▶ **Data shown**:
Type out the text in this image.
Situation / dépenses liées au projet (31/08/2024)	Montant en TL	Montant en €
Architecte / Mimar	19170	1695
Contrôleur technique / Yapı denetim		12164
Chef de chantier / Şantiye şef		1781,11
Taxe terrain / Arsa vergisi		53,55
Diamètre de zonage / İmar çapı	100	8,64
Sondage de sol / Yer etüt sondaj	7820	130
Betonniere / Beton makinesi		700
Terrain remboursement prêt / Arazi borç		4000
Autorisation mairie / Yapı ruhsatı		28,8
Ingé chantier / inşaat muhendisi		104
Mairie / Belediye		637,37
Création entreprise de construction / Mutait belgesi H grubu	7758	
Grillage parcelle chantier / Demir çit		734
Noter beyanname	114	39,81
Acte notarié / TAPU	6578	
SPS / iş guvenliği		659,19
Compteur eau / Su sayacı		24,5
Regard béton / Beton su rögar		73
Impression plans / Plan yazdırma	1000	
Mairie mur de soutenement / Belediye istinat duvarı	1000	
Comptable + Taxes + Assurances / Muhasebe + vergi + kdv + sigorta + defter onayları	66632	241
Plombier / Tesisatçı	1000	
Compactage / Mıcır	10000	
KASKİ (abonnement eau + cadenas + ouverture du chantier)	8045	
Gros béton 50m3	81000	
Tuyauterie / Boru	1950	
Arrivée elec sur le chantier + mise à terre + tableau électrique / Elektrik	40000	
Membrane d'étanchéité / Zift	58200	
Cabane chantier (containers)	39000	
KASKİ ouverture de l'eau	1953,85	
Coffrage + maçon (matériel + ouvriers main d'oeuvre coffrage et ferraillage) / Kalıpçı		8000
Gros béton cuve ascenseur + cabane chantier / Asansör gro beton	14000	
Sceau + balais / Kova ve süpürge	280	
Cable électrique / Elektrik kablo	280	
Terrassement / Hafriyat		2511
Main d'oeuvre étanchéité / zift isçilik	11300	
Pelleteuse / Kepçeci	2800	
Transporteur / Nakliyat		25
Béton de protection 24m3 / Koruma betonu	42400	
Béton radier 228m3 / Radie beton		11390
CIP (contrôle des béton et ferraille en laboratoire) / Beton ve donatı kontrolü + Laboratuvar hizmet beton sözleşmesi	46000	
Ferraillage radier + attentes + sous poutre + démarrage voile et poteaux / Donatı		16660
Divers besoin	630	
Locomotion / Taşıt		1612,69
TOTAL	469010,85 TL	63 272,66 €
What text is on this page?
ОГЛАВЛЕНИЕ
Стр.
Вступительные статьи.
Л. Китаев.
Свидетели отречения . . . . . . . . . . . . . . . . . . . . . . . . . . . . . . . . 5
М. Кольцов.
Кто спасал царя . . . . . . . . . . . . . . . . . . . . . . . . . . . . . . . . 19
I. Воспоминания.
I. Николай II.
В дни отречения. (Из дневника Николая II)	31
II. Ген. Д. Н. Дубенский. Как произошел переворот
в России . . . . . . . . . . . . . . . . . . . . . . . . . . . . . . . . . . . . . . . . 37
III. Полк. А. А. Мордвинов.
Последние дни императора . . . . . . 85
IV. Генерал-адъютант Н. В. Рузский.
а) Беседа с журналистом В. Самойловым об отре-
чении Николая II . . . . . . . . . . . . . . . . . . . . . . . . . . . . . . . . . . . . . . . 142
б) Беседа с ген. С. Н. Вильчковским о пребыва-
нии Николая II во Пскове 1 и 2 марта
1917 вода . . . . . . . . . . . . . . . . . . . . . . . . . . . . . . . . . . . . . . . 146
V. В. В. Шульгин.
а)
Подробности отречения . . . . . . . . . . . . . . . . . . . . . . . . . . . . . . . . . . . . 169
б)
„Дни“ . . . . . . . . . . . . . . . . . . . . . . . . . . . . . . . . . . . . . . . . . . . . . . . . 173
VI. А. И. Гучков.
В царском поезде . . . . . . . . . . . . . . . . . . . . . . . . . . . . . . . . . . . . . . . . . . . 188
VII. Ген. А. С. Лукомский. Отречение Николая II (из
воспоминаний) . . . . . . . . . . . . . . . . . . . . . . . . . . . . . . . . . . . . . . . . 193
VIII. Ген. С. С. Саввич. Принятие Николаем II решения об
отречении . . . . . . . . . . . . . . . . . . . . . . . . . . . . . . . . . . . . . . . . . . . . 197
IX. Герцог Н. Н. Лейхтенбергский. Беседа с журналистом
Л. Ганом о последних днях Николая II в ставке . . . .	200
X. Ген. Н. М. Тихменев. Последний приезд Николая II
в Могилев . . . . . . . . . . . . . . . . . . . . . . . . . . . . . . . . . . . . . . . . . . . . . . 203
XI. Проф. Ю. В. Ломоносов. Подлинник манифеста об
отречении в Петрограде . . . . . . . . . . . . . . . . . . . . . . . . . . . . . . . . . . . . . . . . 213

▶ **Required work**:
From the listing above, reproduce all the lines exactly.

▶ **Answer for this exercise**:
Type out the text in this image.
Situation / dépenses liées au projet (31/08/2024)	Montant en TL	Montant en €
Architecte / Mimar	19170	1695
Contrôleur technique / Yapı denetim		12164
Chef de chantier / Şantiye şef		1781,11
Taxe terrain / Arsa vergisi		53,55
Diamètre de zonage / İmar çapı	100	8,64
Sondage de sol / Yer etüt sondaj	7820	130
Betonniere / Beton makinesi		700
Terrain remboursement prêt / Arazi borç		4000
Autorisation mairie / Yapı ruhsatı		28,8
Ingé chantier / inşaat muhendisi		104
Mairie / Belediye		637,37
Création entreprise de construction / Mutait belgesi H grubu	7758	
Grillage parcelle chantier / Demir çit		734
Noter beyanname	114	39,81
Acte notarié / TAPU	6578	
SPS / iş guvenliği		659,19
Compteur eau / Su sayacı		24,5
Regard béton / Beton su rögar		73
Impression plans / Plan yazdırma	1000	
Mairie mur de soutenement / Belediye istinat duvarı	1000	
Comptable + Taxes + Assurances / Muhasebe + vergi + kdv + sigorta + defter onayları	66632	241
Plombier / Tesisatçı	1000	
Compactage / Mıcır	10000	
KASKİ (abonnement eau + cadenas + ouverture du chantier)	8045	
Gros béton 50m3	81000	
Tuyauterie / Boru	1950	
Arrivée elec sur le chantier + mise à terre + tableau électrique / Elektrik	40000	
Membrane d'étanchéité / Zift	58200	
Cabane chantier (containers)	39000	
KASKİ ouverture de l'eau	1953,85	
Coffrage + maçon (matériel + ouvriers main d'oeuvre coffrage et ferraillage) / Kalıpçı		8000
Gros béton cuve ascenseur + cabane chantier / Asansör gro beton	14000	
Sceau + balais / Kova ve süpürge	280	
Cable électrique / Elektrik kablo	280	
Terrassement / Hafriyat		2511
Main d'oeuvre étanchéité / zift isçilik	11300	
Pelleteuse / Kepçeci	2800	
Transporteur / Nakliyat		25
Béton de protection 24m3 / Koruma betonu	42400	
Béton radier 228m3 / Radie beton		11390
CIP (contrôle des béton et ferraille en laboratoire) / Beton ve donatı kontrolü + Laboratuvar hizmet beton sözleşmesi	46000	
Ferraillage radier + attentes + sous poutre + démarrage voile et poteaux / Donatı		16660
Divers besoin	630	
Locomotion / Taşıt		1612,69
TOTAL	469010,85 TL	63 272,66 €
What text is on this page?
ОГЛАВЛЕНИЕ
Стр.
Вступительные статьи.
Л. Китаев.
Свидетели отречения . . . . . . . . . . . . . . . . . . . . . . . . . . . . . . . . 5
М. Кольцов.
Кто спасал царя . . . . . . . . . . . . . . . . . . . . . . . . . . . . . . . . 19
I. Воспоминания.
I. Николай II.
В дни отречения. (Из дневника Николая II)	31
II. Ген. Д. Н. Дубенский. Как произошел переворот
в России . . . . . . . . . . . . . . . . . . . . . . . . . . . . . . . . . . . . . . . . 37
III. Полк. А. А. Мордвинов.
Последние дни императора . . . . . . 85
IV. Генерал-адъютант Н. В. Рузский.
а) Беседа с журналистом В. Самойловым об отре-
чении Николая II . . . . . . . . . . . . . . . . . . . . . . . . . . . . . . . . . . . . . . . 142
б) Беседа с ген. С. Н. Вильчковским о пребыва-
нии Николая II во Пскове 1 и 2 марта
1917 вода . . . . . . . . . . . . . . . . . . . . . . . . . . . . . . . . . . . . . . . 146
V. В. В. Шульгин.
а)
Подробности отречения . . . . . . . . . . . . . . . . . . . . . . . . . . . . . . . . . . . . 169
б)
„Дни“ . . . . . . . . . . . . . . . . . . . . . . . . . . . . . . . . . . . . . . . . . . . . . . . . 173
VI. А. И. Гучков.
В царском поезде . . . . . . . . . . . . . . . . . . . . . . . . . . . . . . . . . . . . . . . . . . . 188
VII. Ген. А. С. Лукомский. Отречение Николая II (из
воспоминаний) . . . . . . . . . . . . . . . . . . . . . . . . . . . . . . . . . . . . . . . . 193
VIII. Ген. С. С. Саввич. Принятие Николаем II решения об
отречении . . . . . . . . . . . . . . . . . . . . . . . . . . . . . . . . . . . . . . . . . . . . 197
IX. Герцог Н. Н. Лейхтенбергский. Беседа с журналистом
Л. Ганом о последних днях Николая II в ставке . . . .	200
X. Ген. Н. М. Тихменев. Последний приезд Николая II
в Могилев . . . . . . . . . . . . . . . . . . . . . . . . . . . . . . . . . . . . . . . . . . . . . . 203
XI. Проф. Ю. В. Ломоносов. Подлинник манифеста об
отречении в Петрограде . . . . . . . . . . . . . . . . . . . . . . . . . . . . . . . . . . . . . . . . 213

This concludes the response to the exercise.